═════ DATA ═════

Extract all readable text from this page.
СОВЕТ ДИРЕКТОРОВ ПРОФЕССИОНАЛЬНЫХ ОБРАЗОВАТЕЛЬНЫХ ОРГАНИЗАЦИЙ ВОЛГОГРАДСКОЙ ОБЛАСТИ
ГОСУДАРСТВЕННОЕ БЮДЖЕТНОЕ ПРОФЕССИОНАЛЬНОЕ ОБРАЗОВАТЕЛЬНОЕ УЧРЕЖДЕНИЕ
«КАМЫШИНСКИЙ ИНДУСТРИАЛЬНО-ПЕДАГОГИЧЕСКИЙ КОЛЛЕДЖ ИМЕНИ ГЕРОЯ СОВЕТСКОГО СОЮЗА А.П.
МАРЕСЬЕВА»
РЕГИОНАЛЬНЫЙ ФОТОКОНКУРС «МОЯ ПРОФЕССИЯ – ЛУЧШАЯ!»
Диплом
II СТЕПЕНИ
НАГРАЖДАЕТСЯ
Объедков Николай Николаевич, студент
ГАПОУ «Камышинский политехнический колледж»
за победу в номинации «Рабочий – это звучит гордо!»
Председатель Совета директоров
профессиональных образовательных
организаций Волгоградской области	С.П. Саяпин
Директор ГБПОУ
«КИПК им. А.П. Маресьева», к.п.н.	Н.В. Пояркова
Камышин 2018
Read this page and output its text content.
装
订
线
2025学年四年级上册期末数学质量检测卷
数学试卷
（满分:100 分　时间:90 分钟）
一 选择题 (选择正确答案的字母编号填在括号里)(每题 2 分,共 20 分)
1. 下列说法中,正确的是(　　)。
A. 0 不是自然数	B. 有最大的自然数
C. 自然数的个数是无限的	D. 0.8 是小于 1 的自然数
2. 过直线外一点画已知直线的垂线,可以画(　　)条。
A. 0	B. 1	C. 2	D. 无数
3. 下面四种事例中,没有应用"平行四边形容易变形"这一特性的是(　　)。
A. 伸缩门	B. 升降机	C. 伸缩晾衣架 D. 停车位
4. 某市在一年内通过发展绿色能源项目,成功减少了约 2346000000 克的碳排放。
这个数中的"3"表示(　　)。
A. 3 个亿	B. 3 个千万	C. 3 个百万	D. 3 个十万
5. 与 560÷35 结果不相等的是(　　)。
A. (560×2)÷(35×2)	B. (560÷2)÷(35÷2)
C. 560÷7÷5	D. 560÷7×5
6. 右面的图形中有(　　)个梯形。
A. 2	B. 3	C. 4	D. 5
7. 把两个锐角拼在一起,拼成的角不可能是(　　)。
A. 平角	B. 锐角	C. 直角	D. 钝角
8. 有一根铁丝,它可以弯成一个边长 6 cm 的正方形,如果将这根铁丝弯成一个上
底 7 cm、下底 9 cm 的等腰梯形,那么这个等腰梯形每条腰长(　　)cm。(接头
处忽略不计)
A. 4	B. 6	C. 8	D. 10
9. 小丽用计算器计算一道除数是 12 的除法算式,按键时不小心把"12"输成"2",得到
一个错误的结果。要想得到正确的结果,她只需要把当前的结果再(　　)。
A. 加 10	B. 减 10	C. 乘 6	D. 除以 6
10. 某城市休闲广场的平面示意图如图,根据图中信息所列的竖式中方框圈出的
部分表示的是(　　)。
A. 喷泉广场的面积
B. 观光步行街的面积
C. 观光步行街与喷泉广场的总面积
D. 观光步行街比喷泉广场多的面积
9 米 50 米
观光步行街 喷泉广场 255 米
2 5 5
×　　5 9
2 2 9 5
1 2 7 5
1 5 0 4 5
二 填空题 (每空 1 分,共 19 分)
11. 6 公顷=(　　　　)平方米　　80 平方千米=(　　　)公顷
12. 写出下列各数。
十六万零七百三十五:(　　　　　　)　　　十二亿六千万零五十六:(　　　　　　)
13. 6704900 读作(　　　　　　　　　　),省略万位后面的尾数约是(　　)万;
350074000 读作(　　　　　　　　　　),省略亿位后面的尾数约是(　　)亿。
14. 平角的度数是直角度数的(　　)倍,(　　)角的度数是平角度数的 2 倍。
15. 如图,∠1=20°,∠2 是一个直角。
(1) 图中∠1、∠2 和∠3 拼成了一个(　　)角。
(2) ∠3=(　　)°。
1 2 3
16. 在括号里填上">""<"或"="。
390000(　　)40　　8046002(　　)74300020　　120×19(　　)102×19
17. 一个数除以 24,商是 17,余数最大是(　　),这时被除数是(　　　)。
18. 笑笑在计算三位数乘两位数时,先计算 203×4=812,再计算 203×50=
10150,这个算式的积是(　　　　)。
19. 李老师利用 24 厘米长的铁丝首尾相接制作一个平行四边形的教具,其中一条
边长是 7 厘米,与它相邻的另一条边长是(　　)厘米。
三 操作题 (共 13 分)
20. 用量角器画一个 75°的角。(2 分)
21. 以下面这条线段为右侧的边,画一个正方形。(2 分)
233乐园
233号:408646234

═════

» **WRITTEN EXERCISE**: Copy out each line exactly.

» **COMPLETED EXERCISE**:
Extract all readable text from this page.
СОВЕТ ДИРЕКТОРОВ ПРОФЕССИОНАЛЬНЫХ ОБРАЗОВАТЕЛЬНЫХ ОРГАНИЗАЦИЙ ВОЛГОГРАДСКОЙ ОБЛАСТИ
ГОСУДАРСТВЕННОЕ БЮДЖЕТНОЕ ПРОФЕССИОНАЛЬНОЕ ОБРАЗОВАТЕЛЬНОЕ УЧРЕЖДЕНИЕ
«КАМЫШИНСКИЙ ИНДУСТРИАЛЬНО-ПЕДАГОГИЧЕСКИЙ КОЛЛЕДЖ ИМЕНИ ГЕРОЯ СОВЕТСКОГО СОЮЗА А.П.
МАРЕСЬЕВА»
РЕГИОНАЛЬНЫЙ ФОТОКОНКУРС «МОЯ ПРОФЕССИЯ – ЛУЧШАЯ!»
Диплом
II СТЕПЕНИ
НАГРАЖДАЕТСЯ
Объедков Николай Николаевич, студент
ГАПОУ «Камышинский политехнический колледж»
за победу в номинации «Рабочий – это звучит гордо!»
Председатель Совета директоров
профессиональных образовательных
организаций Волгоградской области	С.П. Саяпин
Директор ГБПОУ
«КИПК им. А.П. Маресьева», к.п.н.	Н.В. Пояркова
Камышин 2018
Read this page and output its text content.
装
订
线
2025学年四年级上册期末数学质量检测卷
数学试卷
（满分:100 分　时间:90 分钟）
一 选择题 (选择正确答案的字母编号填在括号里)(每题 2 分,共 20 分)
1. 下列说法中,正确的是(　　)。
A. 0 不是自然数	B. 有最大的自然数
C. 自然数的个数是无限的	D. 0.8 是小于 1 的自然数
2. 过直线外一点画已知直线的垂线,可以画(　　)条。
A. 0	B. 1	C. 2	D. 无数
3. 下面四种事例中,没有应用"平行四边形容易变形"这一特性的是(　　)。
A. 伸缩门	B. 升降机	C. 伸缩晾衣架 D. 停车位
4. 某市在一年内通过发展绿色能源项目,成功减少了约 2346000000 克的碳排放。
这个数中的"3"表示(　　)。
A. 3 个亿	B. 3 个千万	C. 3 个百万	D. 3 个十万
5. 与 560÷35 结果不相等的是(　　)。
A. (560×2)÷(35×2)	B. (560÷2)÷(35÷2)
C. 560÷7÷5	D. 560÷7×5
6. 右面的图形中有(　　)个梯形。
A. 2	B. 3	C. 4	D. 5
7. 把两个锐角拼在一起,拼成的角不可能是(　　)。
A. 平角	B. 锐角	C. 直角	D. 钝角
8. 有一根铁丝,它可以弯成一个边长 6 cm 的正方形,如果将这根铁丝弯成一个上
底 7 cm、下底 9 cm 的等腰梯形,那么这个等腰梯形每条腰长(　　)cm。(接头
处忽略不计)
A. 4	B. 6	C. 8	D. 10
9. 小丽用计算器计算一道除数是 12 的除法算式,按键时不小心把"12"输成"2",得到
一个错误的结果。要想得到正确的结果,她只需要把当前的结果再(　　)。
A. 加 10	B. 减 10	C. 乘 6	D. 除以 6
10. 某城市休闲广场的平面示意图如图,根据图中信息所列的竖式中方框圈出的
部分表示的是(　　)。
A. 喷泉广场的面积
B. 观光步行街的面积
C. 观光步行街与喷泉广场的总面积
D. 观光步行街比喷泉广场多的面积
9 米 50 米
观光步行街 喷泉广场 255 米
2 5 5
×　　5 9
2 2 9 5
1 2 7 5
1 5 0 4 5
二 填空题 (每空 1 分,共 19 分)
11. 6 公顷=(　　　　)平方米　　80 平方千米=(　　　)公顷
12. 写出下列各数。
十六万零七百三十五:(　　　　　　)　　　十二亿六千万零五十六:(　　　　　　)
13. 6704900 读作(　　　　　　　　　　),省略万位后面的尾数约是(　　)万;
350074000 读作(　　　　　　　　　　),省略亿位后面的尾数约是(　　)亿。
14. 平角的度数是直角度数的(　　)倍,(　　)角的度数是平角度数的 2 倍。
15. 如图,∠1=20°,∠2 是一个直角。
(1) 图中∠1、∠2 和∠3 拼成了一个(　　)角。
(2) ∠3=(　　)°。
1 2 3
16. 在括号里填上">""<"或"="。
390000(　　)40　　8046002(　　)74300020　　120×19(　　)102×19
17. 一个数除以 24,商是 17,余数最大是(　　),这时被除数是(　　　)。
18. 笑笑在计算三位数乘两位数时,先计算 203×4=812,再计算 203×50=
10150,这个算式的积是(　　　　)。
19. 李老师利用 24 厘米长的铁丝首尾相接制作一个平行四边形的教具,其中一条
边长是 7 厘米,与它相邻的另一条边长是(　　)厘米。
三 操作题 (共 13 分)
20. 用量角器画一个 75°的角。(2 分)
21. 以下面这条线段为右侧的边,画一个正方形。(2 分)
233乐园
233号:408646234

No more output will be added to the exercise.